• **SUPPLIED MATERIAL**
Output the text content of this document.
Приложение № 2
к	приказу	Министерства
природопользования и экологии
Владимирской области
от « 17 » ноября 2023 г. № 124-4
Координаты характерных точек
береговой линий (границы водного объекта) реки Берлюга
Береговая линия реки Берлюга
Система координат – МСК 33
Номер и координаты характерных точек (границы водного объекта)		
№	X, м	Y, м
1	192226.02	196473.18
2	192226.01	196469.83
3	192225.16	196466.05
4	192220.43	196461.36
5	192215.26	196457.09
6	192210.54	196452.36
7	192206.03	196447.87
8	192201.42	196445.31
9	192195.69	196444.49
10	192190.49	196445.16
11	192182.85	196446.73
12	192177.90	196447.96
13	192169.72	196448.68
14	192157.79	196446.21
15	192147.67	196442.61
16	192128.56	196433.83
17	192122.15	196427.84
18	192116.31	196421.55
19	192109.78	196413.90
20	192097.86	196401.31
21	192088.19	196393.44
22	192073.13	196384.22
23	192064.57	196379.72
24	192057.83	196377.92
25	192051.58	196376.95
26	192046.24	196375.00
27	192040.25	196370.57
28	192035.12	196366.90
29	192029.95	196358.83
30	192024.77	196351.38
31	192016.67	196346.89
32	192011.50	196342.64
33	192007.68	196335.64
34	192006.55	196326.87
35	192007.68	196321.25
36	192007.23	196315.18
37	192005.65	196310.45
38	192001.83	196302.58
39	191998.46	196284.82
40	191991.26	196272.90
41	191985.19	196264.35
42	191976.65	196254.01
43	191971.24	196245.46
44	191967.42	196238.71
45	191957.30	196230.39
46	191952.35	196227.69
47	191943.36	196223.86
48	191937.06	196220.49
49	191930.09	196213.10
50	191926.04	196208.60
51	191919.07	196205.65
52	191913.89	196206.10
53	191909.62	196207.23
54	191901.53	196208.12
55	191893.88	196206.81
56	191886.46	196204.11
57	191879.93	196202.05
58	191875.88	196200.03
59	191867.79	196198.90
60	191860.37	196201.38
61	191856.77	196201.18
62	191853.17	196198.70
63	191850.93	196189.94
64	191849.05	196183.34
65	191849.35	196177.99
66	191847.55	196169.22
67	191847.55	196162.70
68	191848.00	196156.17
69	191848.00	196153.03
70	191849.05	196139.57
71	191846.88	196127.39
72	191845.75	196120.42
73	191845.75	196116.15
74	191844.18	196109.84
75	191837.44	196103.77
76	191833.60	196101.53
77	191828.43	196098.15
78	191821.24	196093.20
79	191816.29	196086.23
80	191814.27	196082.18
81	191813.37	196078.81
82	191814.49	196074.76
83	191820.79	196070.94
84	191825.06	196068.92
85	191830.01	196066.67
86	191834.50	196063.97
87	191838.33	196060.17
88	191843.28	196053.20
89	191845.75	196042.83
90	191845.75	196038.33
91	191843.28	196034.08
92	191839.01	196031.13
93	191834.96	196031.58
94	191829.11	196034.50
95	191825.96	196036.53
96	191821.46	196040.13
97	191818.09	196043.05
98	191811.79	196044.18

* * *

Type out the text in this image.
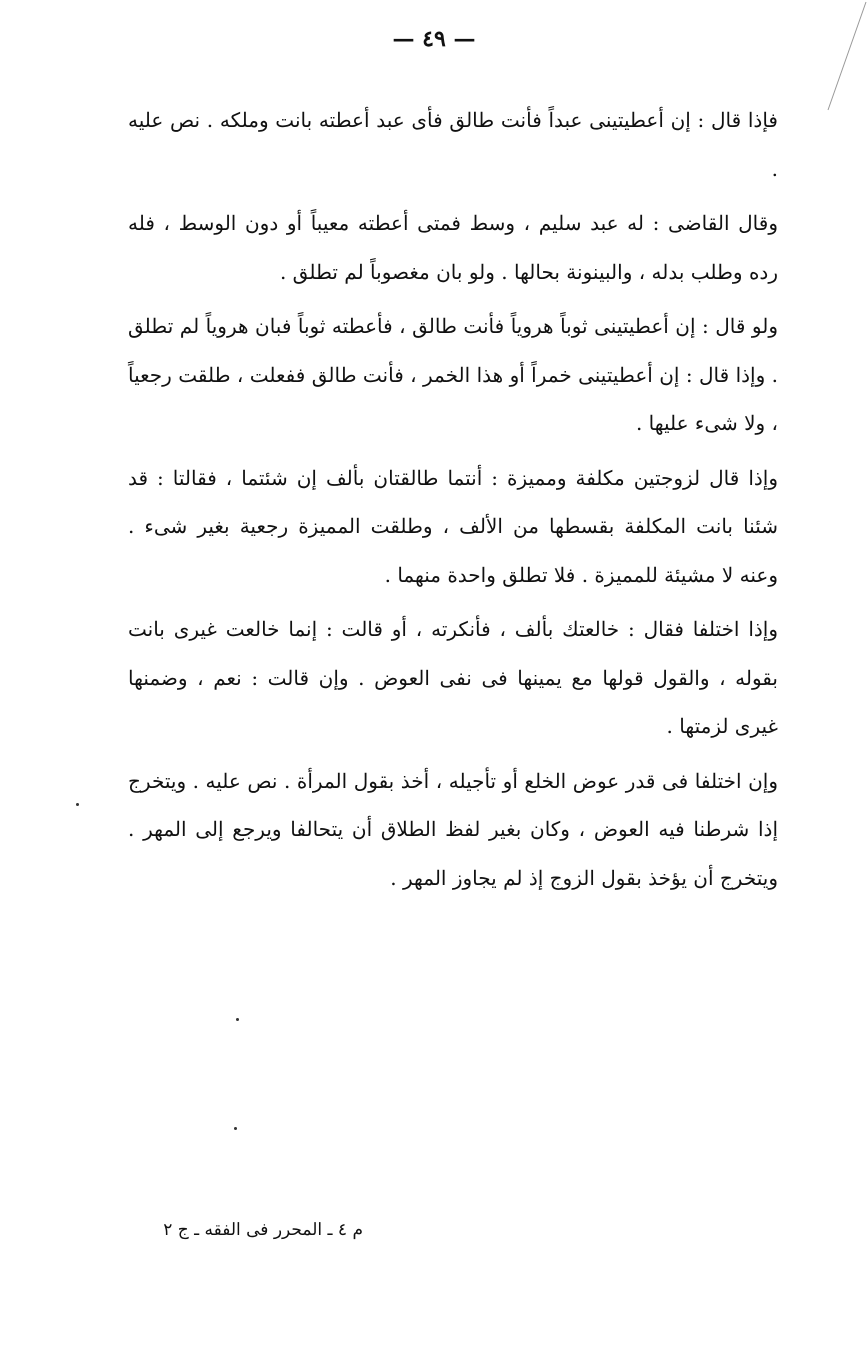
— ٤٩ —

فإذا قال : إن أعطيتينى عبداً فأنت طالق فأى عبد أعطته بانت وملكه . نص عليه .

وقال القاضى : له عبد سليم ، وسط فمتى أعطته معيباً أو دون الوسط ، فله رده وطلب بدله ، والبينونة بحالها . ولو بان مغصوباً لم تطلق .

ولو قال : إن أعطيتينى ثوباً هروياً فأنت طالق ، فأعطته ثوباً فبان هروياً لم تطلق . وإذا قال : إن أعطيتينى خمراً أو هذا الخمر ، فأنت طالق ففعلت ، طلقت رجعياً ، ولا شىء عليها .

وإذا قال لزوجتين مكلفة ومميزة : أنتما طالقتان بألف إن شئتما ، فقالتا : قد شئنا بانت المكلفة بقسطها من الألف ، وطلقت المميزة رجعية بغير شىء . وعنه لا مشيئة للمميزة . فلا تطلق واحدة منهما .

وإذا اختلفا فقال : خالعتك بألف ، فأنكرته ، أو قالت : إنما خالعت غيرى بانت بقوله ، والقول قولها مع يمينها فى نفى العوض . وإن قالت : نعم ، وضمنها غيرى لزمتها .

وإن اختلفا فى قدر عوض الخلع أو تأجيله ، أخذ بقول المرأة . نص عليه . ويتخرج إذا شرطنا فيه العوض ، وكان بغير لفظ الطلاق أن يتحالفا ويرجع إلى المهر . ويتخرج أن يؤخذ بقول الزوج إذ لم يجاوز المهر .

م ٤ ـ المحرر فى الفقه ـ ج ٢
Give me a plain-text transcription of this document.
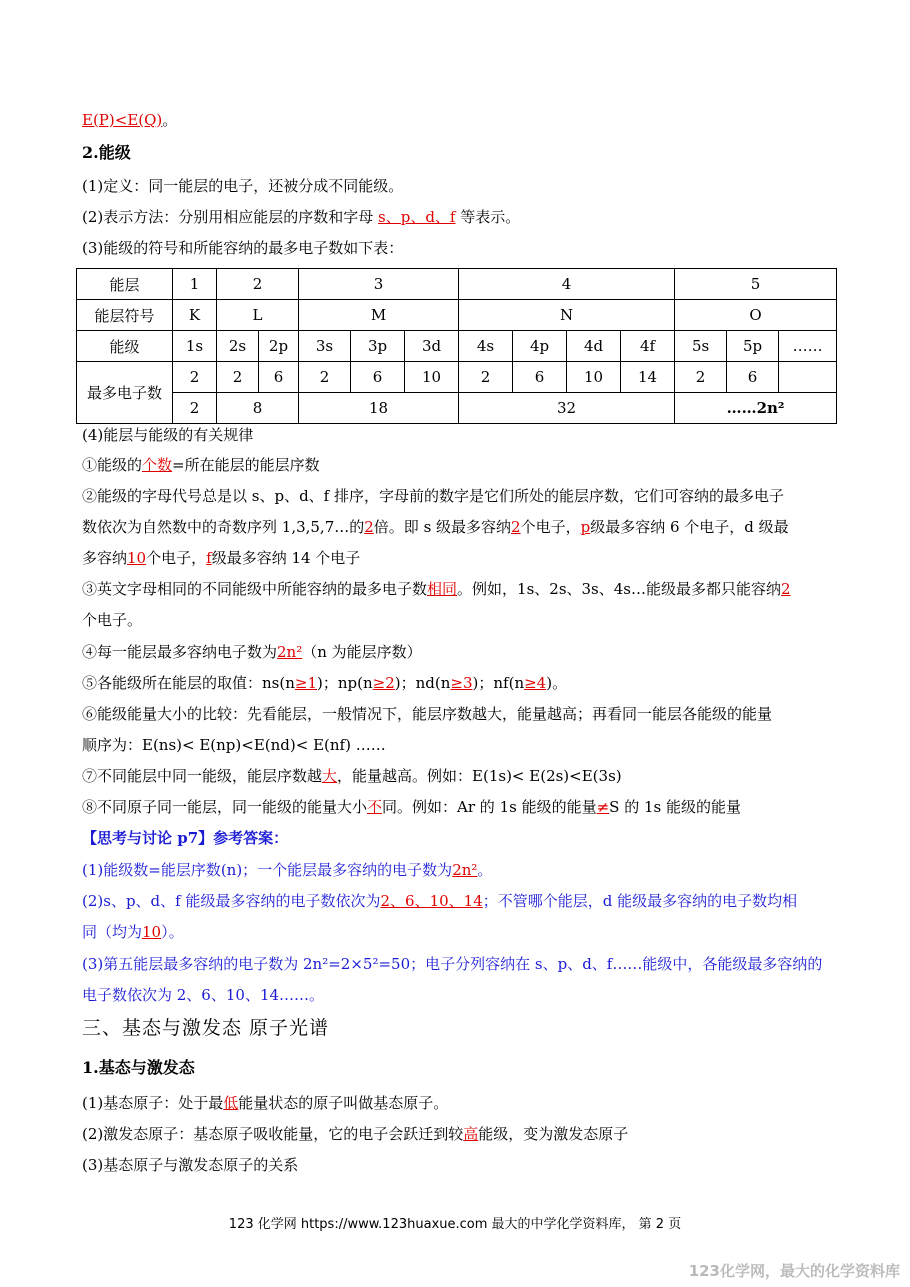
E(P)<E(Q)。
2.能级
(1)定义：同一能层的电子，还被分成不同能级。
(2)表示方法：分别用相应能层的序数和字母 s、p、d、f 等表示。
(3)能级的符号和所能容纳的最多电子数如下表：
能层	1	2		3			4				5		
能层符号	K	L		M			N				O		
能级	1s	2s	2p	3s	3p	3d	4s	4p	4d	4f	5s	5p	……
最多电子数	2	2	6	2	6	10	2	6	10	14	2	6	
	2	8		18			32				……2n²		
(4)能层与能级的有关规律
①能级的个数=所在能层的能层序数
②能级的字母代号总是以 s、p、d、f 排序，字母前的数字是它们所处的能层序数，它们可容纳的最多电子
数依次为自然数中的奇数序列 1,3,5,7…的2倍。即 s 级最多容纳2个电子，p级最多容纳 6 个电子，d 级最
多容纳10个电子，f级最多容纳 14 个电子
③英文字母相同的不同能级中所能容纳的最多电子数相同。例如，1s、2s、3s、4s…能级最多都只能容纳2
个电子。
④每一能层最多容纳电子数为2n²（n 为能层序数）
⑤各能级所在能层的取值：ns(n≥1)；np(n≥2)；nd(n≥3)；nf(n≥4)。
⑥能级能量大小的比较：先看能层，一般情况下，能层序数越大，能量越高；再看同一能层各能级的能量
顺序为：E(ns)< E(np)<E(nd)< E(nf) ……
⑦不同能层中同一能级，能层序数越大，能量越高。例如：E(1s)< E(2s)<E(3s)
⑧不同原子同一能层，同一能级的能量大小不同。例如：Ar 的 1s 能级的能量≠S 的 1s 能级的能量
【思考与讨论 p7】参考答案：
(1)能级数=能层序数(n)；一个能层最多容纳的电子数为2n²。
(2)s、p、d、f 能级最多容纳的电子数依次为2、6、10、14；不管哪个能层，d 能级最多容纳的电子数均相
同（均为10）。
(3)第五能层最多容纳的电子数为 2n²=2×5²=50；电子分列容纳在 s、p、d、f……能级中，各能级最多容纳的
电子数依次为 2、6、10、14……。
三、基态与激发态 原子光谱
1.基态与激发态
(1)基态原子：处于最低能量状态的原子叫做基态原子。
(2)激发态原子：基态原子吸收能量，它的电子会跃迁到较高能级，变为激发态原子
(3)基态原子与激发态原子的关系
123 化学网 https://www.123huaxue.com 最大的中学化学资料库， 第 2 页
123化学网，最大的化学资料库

---

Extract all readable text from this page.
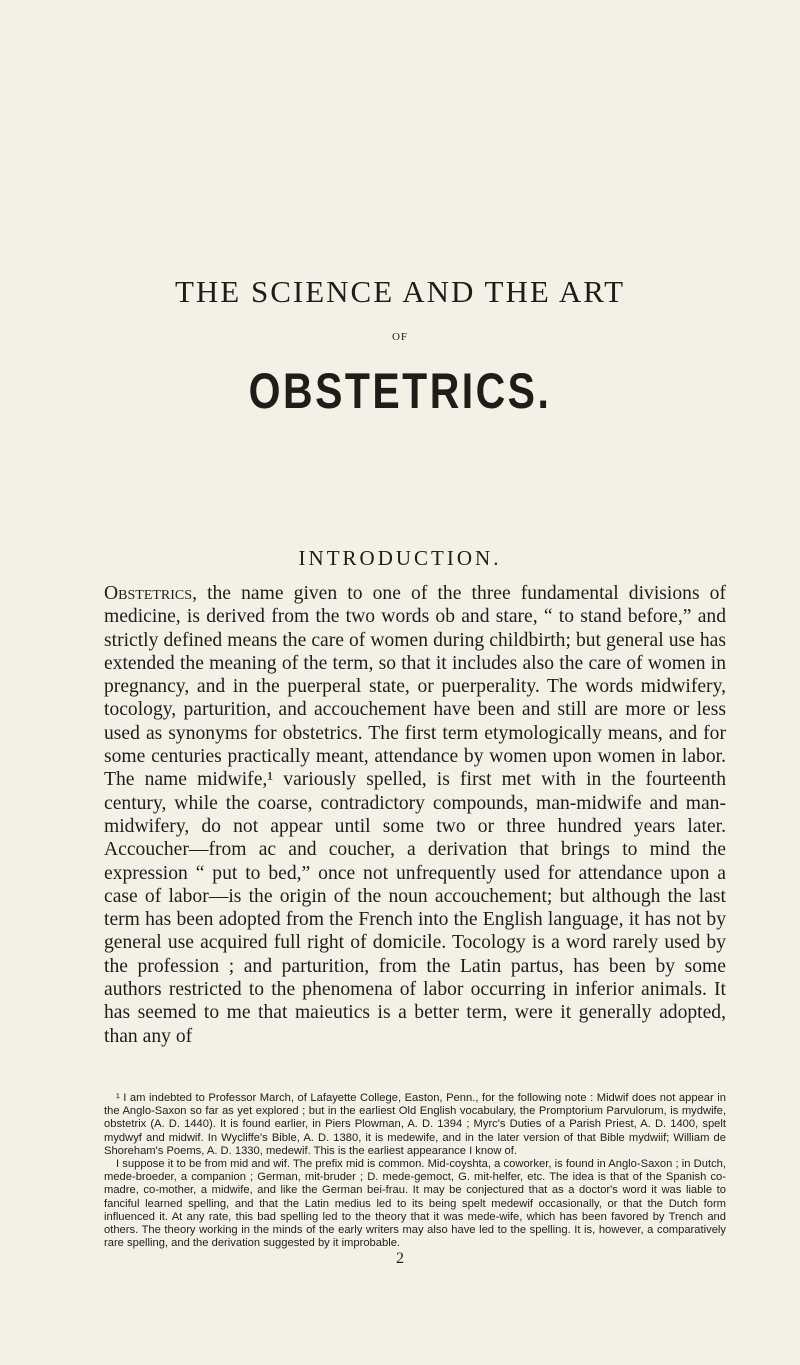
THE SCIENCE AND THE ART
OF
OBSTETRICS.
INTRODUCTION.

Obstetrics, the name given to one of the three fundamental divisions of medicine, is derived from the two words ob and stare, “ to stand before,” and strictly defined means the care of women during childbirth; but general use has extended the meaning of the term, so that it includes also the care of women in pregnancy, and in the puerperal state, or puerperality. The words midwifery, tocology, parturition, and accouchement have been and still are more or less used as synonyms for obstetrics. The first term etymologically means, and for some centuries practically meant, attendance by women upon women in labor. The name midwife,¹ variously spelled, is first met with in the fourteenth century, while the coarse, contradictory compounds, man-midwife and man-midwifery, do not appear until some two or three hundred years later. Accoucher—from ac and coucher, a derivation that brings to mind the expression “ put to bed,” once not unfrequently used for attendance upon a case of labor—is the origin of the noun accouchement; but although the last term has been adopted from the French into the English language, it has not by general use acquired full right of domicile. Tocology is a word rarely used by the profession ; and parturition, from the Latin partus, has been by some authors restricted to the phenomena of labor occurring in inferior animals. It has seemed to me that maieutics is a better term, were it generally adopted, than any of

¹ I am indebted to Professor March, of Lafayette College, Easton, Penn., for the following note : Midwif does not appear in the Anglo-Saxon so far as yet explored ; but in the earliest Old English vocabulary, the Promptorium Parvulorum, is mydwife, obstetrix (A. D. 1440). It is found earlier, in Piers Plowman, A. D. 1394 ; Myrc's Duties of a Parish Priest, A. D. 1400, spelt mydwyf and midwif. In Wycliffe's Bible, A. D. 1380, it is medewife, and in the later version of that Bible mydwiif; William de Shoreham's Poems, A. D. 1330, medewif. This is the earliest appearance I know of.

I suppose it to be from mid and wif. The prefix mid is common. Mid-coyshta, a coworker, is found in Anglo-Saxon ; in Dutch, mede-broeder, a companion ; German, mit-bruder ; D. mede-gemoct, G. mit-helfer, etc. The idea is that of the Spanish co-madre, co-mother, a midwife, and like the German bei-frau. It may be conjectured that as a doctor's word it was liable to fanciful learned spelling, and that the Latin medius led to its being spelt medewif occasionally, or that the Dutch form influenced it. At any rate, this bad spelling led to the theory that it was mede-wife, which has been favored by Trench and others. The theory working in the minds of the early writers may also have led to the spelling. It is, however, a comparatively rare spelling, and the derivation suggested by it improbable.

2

• **REQUIREMENT**
Look for the word "text" in every line of the listing and copy the lines that have it.

• **FINAL RESULT**
Output the text content of this document.
Type out the text in this image.
Give me a plain-text transcription of this document.
Extract all readable text from this page.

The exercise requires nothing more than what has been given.